The problem
Print the entries below word for word; the pictures stay out of your copy.

[START Record excerpts]

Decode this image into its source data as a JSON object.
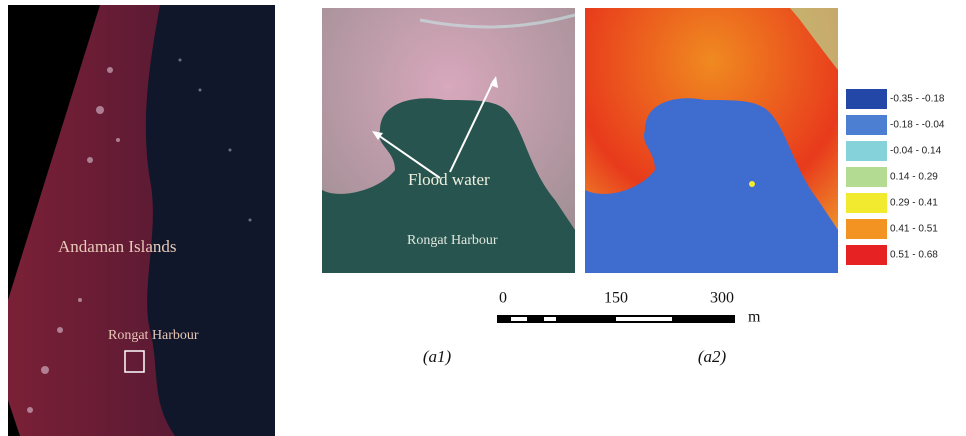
{
  "overview": {
    "region_label": "Andaman Islands",
    "site_label": "Rongat Harbour"
  },
  "panel_a1": {
    "annotation": "Flood water",
    "site_label": "Rongat Harbour",
    "caption": "(a1)"
  },
  "panel_a2": {
    "caption": "(a2)"
  },
  "scale_bar": {
    "ticks": [
      "0",
      "150",
      "300"
    ],
    "unit": "m"
  },
  "legend": [
    {
      "label": "-0.35 - -0.18",
      "color": "#2347a6"
    },
    {
      "label": "-0.18 - -0.04",
      "color": "#4c7fd2"
    },
    {
      "label": "-0.04 - 0.14",
      "color": "#86d2da"
    },
    {
      "label": "0.14 - 0.29",
      "color": "#b3dc92"
    },
    {
      "label": "0.29 - 0.41",
      "color": "#f2ea2e"
    },
    {
      "label": "0.41 - 0.51",
      "color": "#f39322"
    },
    {
      "label": "0.51 - 0.68",
      "color": "#e62222"
    }
  ]
}
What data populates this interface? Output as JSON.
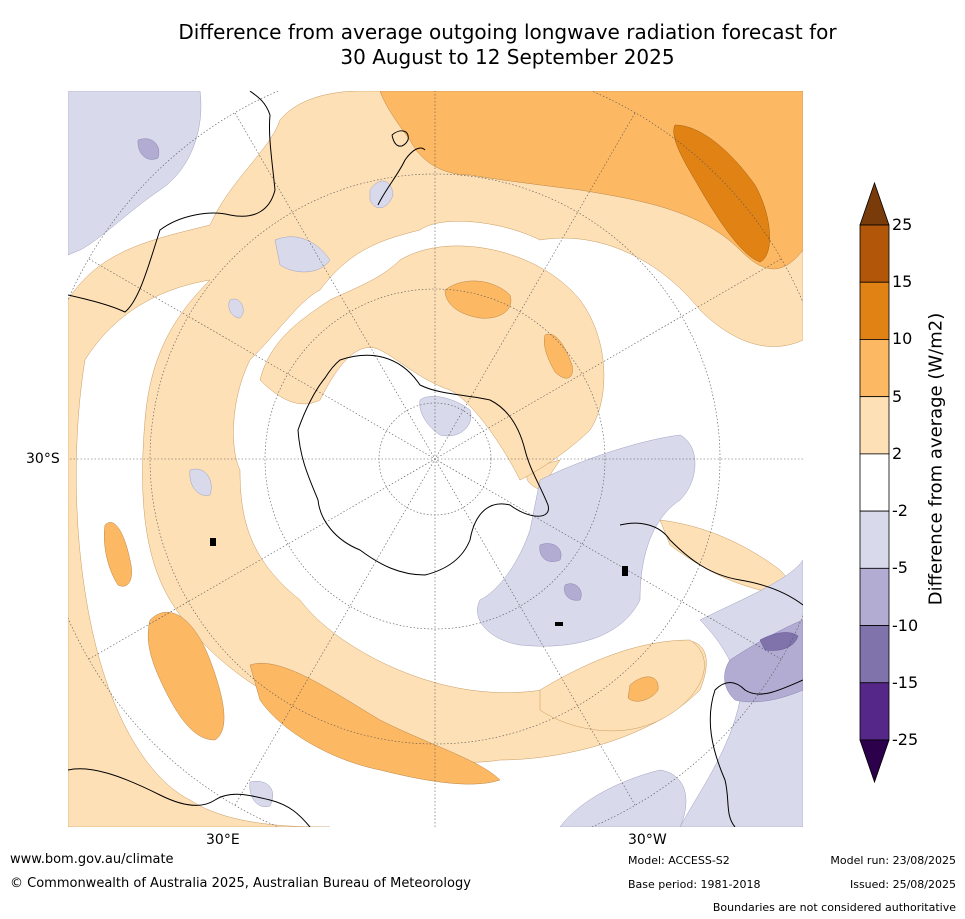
{
  "title_line1": "Difference from average outgoing longwave radiation forecast for",
  "title_line2": "30 August to 12 September 2025",
  "colorbar": {
    "label": "Difference from average (W/m2)",
    "tick_labels": [
      "25",
      "15",
      "10",
      "5",
      "2",
      "-2",
      "-5",
      "-10",
      "-15",
      "-25"
    ],
    "colors": [
      "#7a3b0a",
      "#b2560a",
      "#e08214",
      "#fdb863",
      "#fee0b6",
      "#ffffff",
      "#d8daeb",
      "#b2abd2",
      "#8073ac",
      "#542788",
      "#2d004b"
    ]
  },
  "axis_labels": {
    "lat_30s": "30°S",
    "lon_30e": "30°E",
    "lon_30w": "30°W"
  },
  "footer": {
    "url": "www.bom.gov.au/climate",
    "copyright": "© Commonwealth of Australia 2025, Australian Bureau of Meteorology",
    "model": "Model: ACCESS-S2",
    "base_period": "Base period: 1981-2018",
    "model_run": "Model run: 23/08/2025",
    "issued": "Issued: 25/08/2025",
    "disclaimer": "Boundaries are not considered authoritative"
  }
}
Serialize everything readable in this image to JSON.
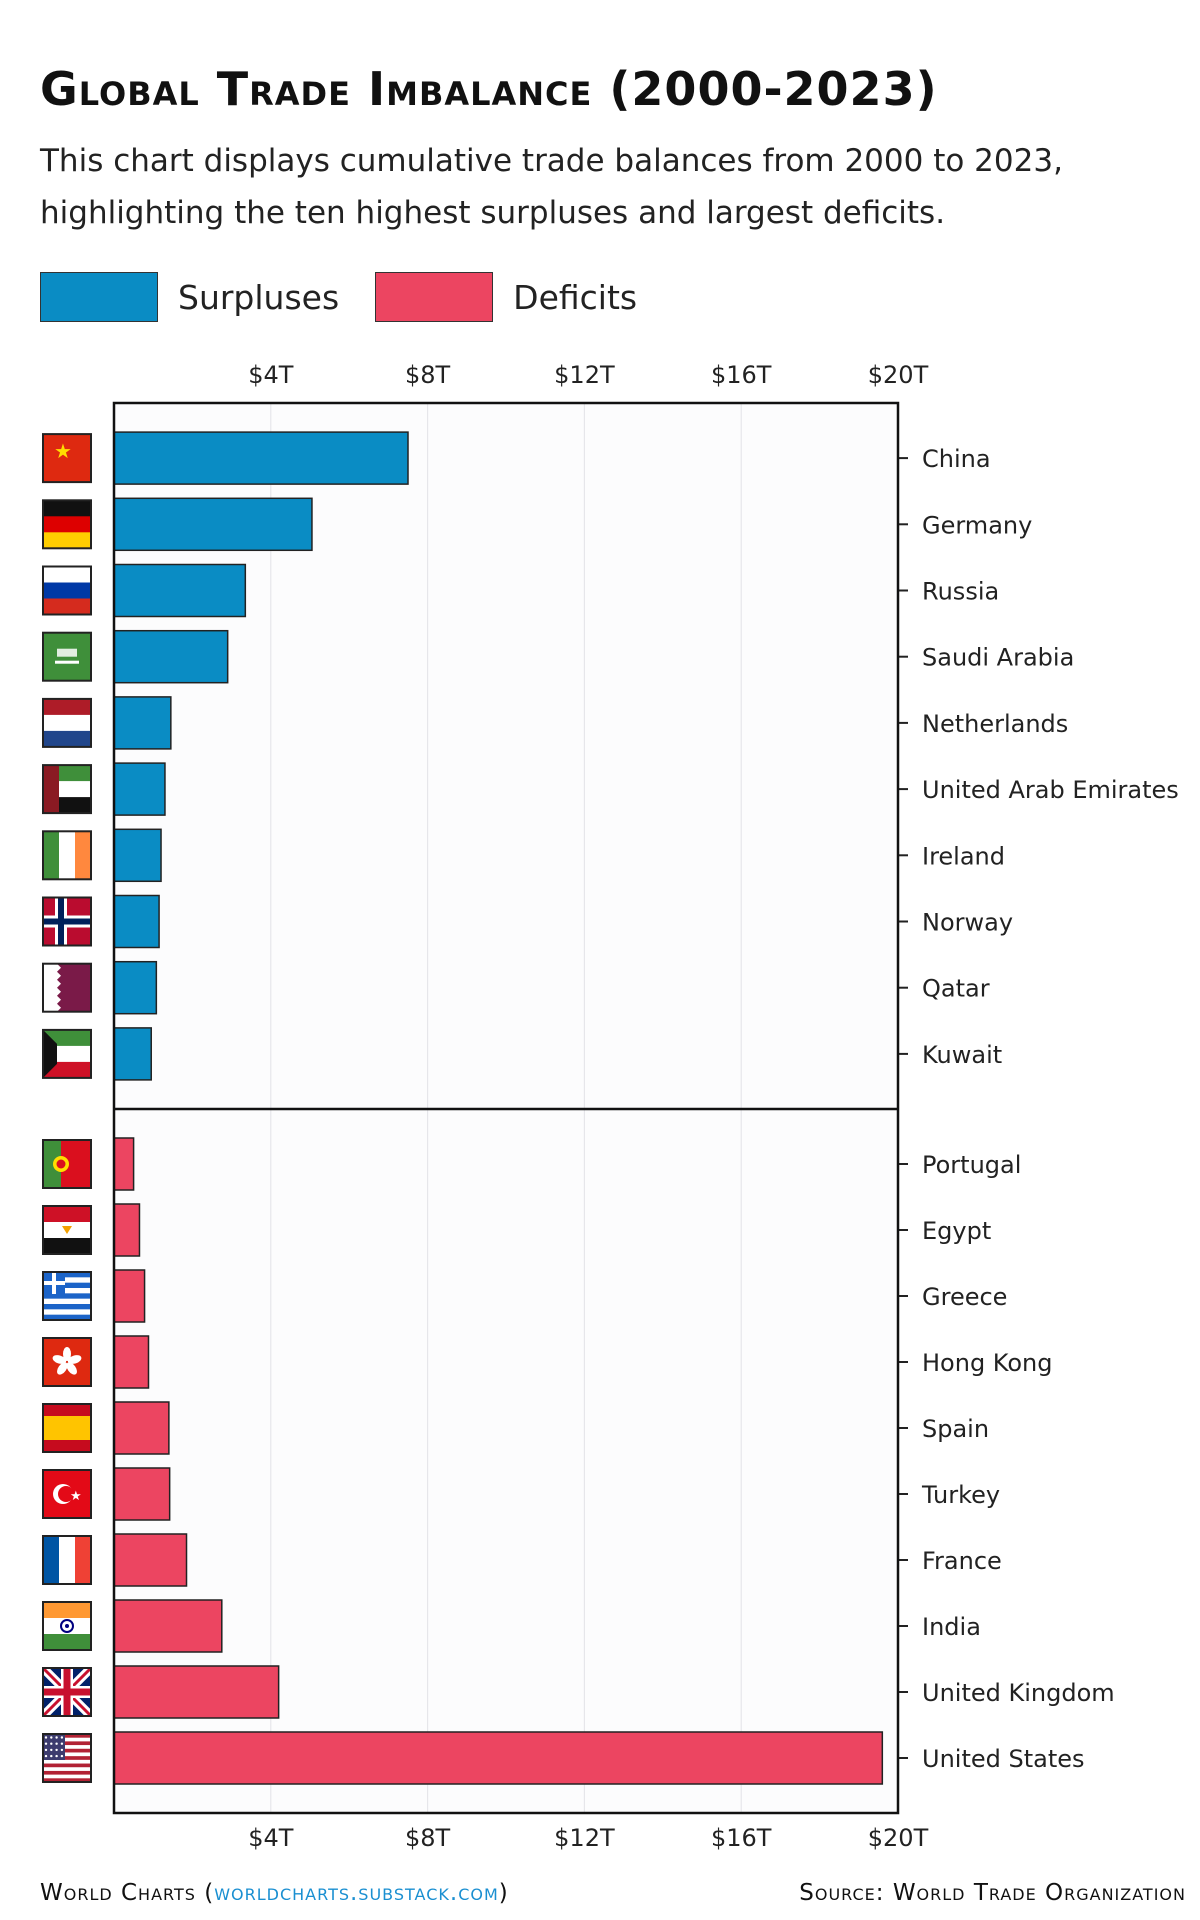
{
  "title": "Global Trade Imbalance (2000-2023)",
  "subtitle": "This chart displays cumulative trade balances from 2000 to 2023, highlighting the ten highest surpluses and largest deficits.",
  "legend": {
    "surpluses": "Surpluses",
    "deficits": "Deficits"
  },
  "colors": {
    "surpluses": "#0a8cc4",
    "deficits": "#ec4561"
  },
  "footer": {
    "left_prefix": "World Charts (",
    "left_link": "worldcharts.substack.com",
    "left_suffix": ")",
    "right": "Source: World Trade Organization"
  },
  "chart_data": {
    "type": "bar",
    "orientation": "horizontal",
    "xlim": [
      0,
      20
    ],
    "x_ticks": [
      "$4T",
      "$8T",
      "$12T",
      "$16T",
      "$20T"
    ],
    "x_tick_values": [
      4,
      8,
      12,
      16,
      20
    ],
    "grid": true,
    "series": [
      {
        "name": "Surpluses",
        "categories": [
          "China",
          "Germany",
          "Russia",
          "Saudi Arabia",
          "Netherlands",
          "United Arab Emirates",
          "Ireland",
          "Norway",
          "Qatar",
          "Kuwait"
        ],
        "flags": [
          "china-flag-icon",
          "germany-flag-icon",
          "russia-flag-icon",
          "saudi-arabia-flag-icon",
          "netherlands-flag-icon",
          "uae-flag-icon",
          "ireland-flag-icon",
          "norway-flag-icon",
          "qatar-flag-icon",
          "kuwait-flag-icon"
        ],
        "values": [
          7.5,
          5.05,
          3.35,
          2.9,
          1.45,
          1.3,
          1.2,
          1.15,
          1.08,
          0.95
        ]
      },
      {
        "name": "Deficits",
        "categories": [
          "Portugal",
          "Egypt",
          "Greece",
          "Hong Kong",
          "Spain",
          "Turkey",
          "France",
          "India",
          "United Kingdom",
          "United States"
        ],
        "flags": [
          "portugal-flag-icon",
          "egypt-flag-icon",
          "greece-flag-icon",
          "hong-kong-flag-icon",
          "spain-flag-icon",
          "turkey-flag-icon",
          "france-flag-icon",
          "india-flag-icon",
          "uk-flag-icon",
          "usa-flag-icon"
        ],
        "values": [
          0.5,
          0.65,
          0.78,
          0.88,
          1.4,
          1.42,
          1.85,
          2.75,
          4.2,
          19.6
        ]
      }
    ]
  }
}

[END Record excerpts]

Full answer
Decode this image into its source data as a JSON object.
{
  "overview": {
    "region_label": "Andaman Islands",
    "site_label": "Rongat Harbour"
  },
  "panel_a1": {
    "annotation": "Flood water",
    "site_label": "Rongat Harbour",
    "caption": "(a1)"
  },
  "panel_a2": {
    "caption": "(a2)"
  },
  "scale_bar": {
    "ticks": [
      "0",
      "150",
      "300"
    ],
    "unit": "m"
  },
  "legend": [
    {
      "label": "-0.35 - -0.18",
      "color": "#2347a6"
    },
    {
      "label": "-0.18 - -0.04",
      "color": "#4c7fd2"
    },
    {
      "label": "-0.04 - 0.14",
      "color": "#86d2da"
    },
    {
      "label": "0.14 - 0.29",
      "color": "#b3dc92"
    },
    {
      "label": "0.29 - 0.41",
      "color": "#f2ea2e"
    },
    {
      "label": "0.41 - 0.51",
      "color": "#f39322"
    },
    {
      "label": "0.51 - 0.68",
      "color": "#e62222"
    }
  ]
}
What data populates this interface? Output as JSON.
{
  "title_line1": "Difference from average outgoing longwave radiation forecast for",
  "title_line2": "30 August to 12 September 2025",
  "colorbar": {
    "label": "Difference from average (W/m2)",
    "tick_labels": [
      "25",
      "15",
      "10",
      "5",
      "2",
      "-2",
      "-5",
      "-10",
      "-15",
      "-25"
    ],
    "colors": [
      "#7a3b0a",
      "#b2560a",
      "#e08214",
      "#fdb863",
      "#fee0b6",
      "#ffffff",
      "#d8daeb",
      "#b2abd2",
      "#8073ac",
      "#542788",
      "#2d004b"
    ]
  },
  "axis_labels": {
    "lat_30s": "30°S",
    "lon_30e": "30°E",
    "lon_30w": "30°W"
  },
  "footer": {
    "url": "www.bom.gov.au/climate",
    "copyright": "© Commonwealth of Australia 2025, Australian Bureau of Meteorology",
    "model": "Model: ACCESS-S2",
    "base_period": "Base period: 1981-2018",
    "model_run": "Model run: 23/08/2025",
    "issued": "Issued: 25/08/2025",
    "disclaimer": "Boundaries are not considered authoritative"
  }
}
Serialize everything readable in this image to JSON.
{
  "title": "Global Trade Imbalance (2000-2023)",
  "subtitle": "This chart displays cumulative trade balances from 2000 to 2023, highlighting the ten highest surpluses and largest deficits.",
  "legend": {
    "surpluses": "Surpluses",
    "deficits": "Deficits"
  },
  "colors": {
    "surpluses": "#0a8cc4",
    "deficits": "#ec4561"
  },
  "footer": {
    "left_prefix": "World Charts (",
    "left_link": "worldcharts.substack.com",
    "left_suffix": ")",
    "right": "Source: World Trade Organization"
  },
  "chart_data": {
    "type": "bar",
    "orientation": "horizontal",
    "xlim": [
      0,
      20
    ],
    "x_ticks": [
      "$4T",
      "$8T",
      "$12T",
      "$16T",
      "$20T"
    ],
    "x_tick_values": [
      4,
      8,
      12,
      16,
      20
    ],
    "grid": true,
    "series": [
      {
        "name": "Surpluses",
        "categories": [
          "China",
          "Germany",
          "Russia",
          "Saudi Arabia",
          "Netherlands",
          "United Arab Emirates",
          "Ireland",
          "Norway",
          "Qatar",
          "Kuwait"
        ],
        "flags": [
          "china-flag-icon",
          "germany-flag-icon",
          "russia-flag-icon",
          "saudi-arabia-flag-icon",
          "netherlands-flag-icon",
          "uae-flag-icon",
          "ireland-flag-icon",
          "norway-flag-icon",
          "qatar-flag-icon",
          "kuwait-flag-icon"
        ],
        "values": [
          7.5,
          5.05,
          3.35,
          2.9,
          1.45,
          1.3,
          1.2,
          1.15,
          1.08,
          0.95
        ]
      },
      {
        "name": "Deficits",
        "categories": [
          "Portugal",
          "Egypt",
          "Greece",
          "Hong Kong",
          "Spain",
          "Turkey",
          "France",
          "India",
          "United Kingdom",
          "United States"
        ],
        "flags": [
          "portugal-flag-icon",
          "egypt-flag-icon",
          "greece-flag-icon",
          "hong-kong-flag-icon",
          "spain-flag-icon",
          "turkey-flag-icon",
          "france-flag-icon",
          "india-flag-icon",
          "uk-flag-icon",
          "usa-flag-icon"
        ],
        "values": [
          0.5,
          0.65,
          0.78,
          0.88,
          1.4,
          1.42,
          1.85,
          2.75,
          4.2,
          19.6
        ]
      }
    ]
  }
}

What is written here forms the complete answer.